AIM OF THE EXERCISE
Extract each line bearing the word "GBPCAD".

(Entries with figure data)

■ ■ ■ ■

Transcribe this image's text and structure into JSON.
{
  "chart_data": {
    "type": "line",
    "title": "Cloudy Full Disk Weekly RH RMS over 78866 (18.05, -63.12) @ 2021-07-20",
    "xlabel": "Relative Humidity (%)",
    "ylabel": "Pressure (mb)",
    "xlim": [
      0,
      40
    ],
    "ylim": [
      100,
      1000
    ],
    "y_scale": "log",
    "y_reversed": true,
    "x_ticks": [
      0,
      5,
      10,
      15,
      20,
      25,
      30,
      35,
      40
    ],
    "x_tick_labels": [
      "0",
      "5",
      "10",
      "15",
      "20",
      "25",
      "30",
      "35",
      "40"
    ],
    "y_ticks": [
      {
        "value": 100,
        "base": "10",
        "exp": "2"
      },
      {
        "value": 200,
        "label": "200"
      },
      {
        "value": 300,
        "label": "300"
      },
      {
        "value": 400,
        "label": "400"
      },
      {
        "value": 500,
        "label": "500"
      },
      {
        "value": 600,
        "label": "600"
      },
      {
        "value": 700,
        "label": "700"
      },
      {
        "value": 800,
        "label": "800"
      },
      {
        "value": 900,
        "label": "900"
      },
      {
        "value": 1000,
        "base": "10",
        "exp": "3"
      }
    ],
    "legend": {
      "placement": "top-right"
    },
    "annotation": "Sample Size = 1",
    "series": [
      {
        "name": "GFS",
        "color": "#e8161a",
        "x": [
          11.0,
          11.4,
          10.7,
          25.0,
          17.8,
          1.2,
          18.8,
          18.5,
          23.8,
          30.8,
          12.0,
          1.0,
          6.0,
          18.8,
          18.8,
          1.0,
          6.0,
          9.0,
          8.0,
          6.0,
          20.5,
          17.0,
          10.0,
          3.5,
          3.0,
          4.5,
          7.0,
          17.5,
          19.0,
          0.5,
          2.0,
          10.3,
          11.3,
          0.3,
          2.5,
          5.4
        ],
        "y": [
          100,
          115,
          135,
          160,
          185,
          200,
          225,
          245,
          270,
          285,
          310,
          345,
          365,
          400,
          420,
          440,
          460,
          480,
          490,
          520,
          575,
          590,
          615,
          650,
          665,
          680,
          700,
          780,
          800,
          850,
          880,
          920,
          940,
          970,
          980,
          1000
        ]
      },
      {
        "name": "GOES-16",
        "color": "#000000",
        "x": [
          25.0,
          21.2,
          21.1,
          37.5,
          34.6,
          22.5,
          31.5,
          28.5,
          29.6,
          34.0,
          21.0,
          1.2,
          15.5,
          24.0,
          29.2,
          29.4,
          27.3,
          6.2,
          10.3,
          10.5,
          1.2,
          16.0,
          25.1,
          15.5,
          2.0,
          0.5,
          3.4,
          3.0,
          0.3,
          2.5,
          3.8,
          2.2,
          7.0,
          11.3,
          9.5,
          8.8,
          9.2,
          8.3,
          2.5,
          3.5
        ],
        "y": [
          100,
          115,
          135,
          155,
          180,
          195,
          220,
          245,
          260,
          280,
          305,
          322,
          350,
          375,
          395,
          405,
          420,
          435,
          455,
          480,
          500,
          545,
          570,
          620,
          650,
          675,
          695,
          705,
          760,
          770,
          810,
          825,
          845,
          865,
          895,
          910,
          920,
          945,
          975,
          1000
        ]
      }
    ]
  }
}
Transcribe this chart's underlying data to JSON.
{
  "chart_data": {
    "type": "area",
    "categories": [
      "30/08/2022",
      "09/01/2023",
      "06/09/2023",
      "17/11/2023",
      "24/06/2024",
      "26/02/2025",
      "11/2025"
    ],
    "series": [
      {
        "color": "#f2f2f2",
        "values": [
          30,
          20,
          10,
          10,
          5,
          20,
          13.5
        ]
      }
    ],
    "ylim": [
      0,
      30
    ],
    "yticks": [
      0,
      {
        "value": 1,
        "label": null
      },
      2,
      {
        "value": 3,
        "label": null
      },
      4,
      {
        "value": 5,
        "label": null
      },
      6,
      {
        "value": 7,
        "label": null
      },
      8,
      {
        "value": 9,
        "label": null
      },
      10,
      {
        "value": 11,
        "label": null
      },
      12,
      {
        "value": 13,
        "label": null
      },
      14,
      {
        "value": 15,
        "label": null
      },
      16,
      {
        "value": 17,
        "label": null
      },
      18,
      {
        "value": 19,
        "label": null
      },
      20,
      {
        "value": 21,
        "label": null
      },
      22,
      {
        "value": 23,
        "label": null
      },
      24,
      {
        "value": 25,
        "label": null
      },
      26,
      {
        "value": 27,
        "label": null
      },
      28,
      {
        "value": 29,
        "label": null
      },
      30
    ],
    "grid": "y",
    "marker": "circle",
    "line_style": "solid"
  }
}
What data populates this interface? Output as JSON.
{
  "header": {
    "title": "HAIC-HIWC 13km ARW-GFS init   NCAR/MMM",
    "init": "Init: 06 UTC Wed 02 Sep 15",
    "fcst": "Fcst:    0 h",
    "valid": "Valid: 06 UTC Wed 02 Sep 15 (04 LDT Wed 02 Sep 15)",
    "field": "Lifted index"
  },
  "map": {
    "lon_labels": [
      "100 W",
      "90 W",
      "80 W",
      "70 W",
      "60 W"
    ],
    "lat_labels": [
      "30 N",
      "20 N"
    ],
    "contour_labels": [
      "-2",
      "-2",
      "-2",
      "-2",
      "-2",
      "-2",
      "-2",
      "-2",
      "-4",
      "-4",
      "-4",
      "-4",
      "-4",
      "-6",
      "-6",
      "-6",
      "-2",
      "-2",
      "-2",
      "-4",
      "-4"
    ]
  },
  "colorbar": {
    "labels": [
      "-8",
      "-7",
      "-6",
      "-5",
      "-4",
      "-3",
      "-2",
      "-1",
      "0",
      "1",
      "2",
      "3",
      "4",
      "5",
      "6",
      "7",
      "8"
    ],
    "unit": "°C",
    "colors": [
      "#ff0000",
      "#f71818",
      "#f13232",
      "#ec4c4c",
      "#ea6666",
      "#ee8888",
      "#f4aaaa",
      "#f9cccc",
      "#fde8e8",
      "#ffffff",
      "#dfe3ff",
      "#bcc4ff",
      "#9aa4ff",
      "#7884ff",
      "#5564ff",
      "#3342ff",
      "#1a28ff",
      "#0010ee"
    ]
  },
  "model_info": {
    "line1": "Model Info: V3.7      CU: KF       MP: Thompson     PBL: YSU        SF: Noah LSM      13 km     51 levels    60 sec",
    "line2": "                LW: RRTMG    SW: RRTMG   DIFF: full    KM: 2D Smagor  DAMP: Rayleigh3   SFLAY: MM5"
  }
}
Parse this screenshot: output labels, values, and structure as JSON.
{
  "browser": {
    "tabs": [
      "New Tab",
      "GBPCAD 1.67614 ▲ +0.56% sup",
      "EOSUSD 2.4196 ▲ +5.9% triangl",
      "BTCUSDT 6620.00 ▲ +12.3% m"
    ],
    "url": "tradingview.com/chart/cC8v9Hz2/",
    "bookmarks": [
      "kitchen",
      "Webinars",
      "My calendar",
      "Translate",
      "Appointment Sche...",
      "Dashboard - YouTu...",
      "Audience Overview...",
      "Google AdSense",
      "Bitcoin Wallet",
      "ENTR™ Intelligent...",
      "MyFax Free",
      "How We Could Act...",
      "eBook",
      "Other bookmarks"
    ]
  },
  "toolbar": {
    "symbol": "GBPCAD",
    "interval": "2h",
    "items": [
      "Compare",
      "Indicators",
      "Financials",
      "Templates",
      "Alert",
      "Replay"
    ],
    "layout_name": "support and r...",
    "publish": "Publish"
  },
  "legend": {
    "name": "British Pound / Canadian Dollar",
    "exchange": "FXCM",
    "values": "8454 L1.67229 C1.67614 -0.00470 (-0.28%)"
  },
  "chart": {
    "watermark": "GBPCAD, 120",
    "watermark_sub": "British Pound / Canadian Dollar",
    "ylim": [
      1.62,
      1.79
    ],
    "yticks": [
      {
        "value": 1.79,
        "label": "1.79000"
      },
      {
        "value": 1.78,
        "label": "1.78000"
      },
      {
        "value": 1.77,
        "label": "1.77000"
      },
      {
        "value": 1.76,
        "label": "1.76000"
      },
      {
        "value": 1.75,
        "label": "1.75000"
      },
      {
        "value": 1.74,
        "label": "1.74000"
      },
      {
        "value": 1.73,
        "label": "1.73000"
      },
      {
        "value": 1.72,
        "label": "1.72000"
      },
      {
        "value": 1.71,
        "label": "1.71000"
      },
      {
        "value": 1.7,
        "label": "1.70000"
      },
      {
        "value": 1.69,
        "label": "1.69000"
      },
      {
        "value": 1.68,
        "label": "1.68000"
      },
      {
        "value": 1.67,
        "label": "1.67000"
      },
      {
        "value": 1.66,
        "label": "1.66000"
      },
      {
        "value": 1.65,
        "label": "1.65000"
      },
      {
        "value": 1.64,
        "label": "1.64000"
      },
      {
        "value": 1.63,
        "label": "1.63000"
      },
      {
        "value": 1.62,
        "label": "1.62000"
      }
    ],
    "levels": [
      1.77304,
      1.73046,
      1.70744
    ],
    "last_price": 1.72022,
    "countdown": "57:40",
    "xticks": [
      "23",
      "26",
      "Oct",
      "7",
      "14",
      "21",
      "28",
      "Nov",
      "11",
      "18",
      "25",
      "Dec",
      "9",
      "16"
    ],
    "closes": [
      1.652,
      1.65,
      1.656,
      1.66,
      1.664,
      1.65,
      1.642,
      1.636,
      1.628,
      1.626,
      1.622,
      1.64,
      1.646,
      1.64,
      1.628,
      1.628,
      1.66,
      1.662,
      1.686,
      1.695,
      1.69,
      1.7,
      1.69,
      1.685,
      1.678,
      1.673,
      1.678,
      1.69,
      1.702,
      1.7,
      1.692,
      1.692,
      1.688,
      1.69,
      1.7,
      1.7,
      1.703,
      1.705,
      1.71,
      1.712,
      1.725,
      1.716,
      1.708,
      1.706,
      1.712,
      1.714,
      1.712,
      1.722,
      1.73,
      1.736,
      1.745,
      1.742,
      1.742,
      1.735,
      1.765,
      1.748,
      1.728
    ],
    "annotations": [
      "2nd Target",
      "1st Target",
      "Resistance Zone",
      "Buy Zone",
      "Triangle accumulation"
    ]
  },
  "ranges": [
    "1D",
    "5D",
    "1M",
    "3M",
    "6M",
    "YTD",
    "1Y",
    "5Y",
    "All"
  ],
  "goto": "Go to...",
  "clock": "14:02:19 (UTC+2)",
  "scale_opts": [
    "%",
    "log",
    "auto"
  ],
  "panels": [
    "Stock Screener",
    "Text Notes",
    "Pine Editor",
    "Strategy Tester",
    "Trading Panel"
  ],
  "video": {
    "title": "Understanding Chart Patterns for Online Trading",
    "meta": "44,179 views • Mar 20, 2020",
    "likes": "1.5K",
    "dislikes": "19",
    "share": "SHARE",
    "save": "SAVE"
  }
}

■ ■ ■ ■

RIGHT ANSWER
      "GBPCAD 1.67614 ▲ +0.56% sup",
    "symbol": "GBPCAD",
    "watermark": "GBPCAD, 120",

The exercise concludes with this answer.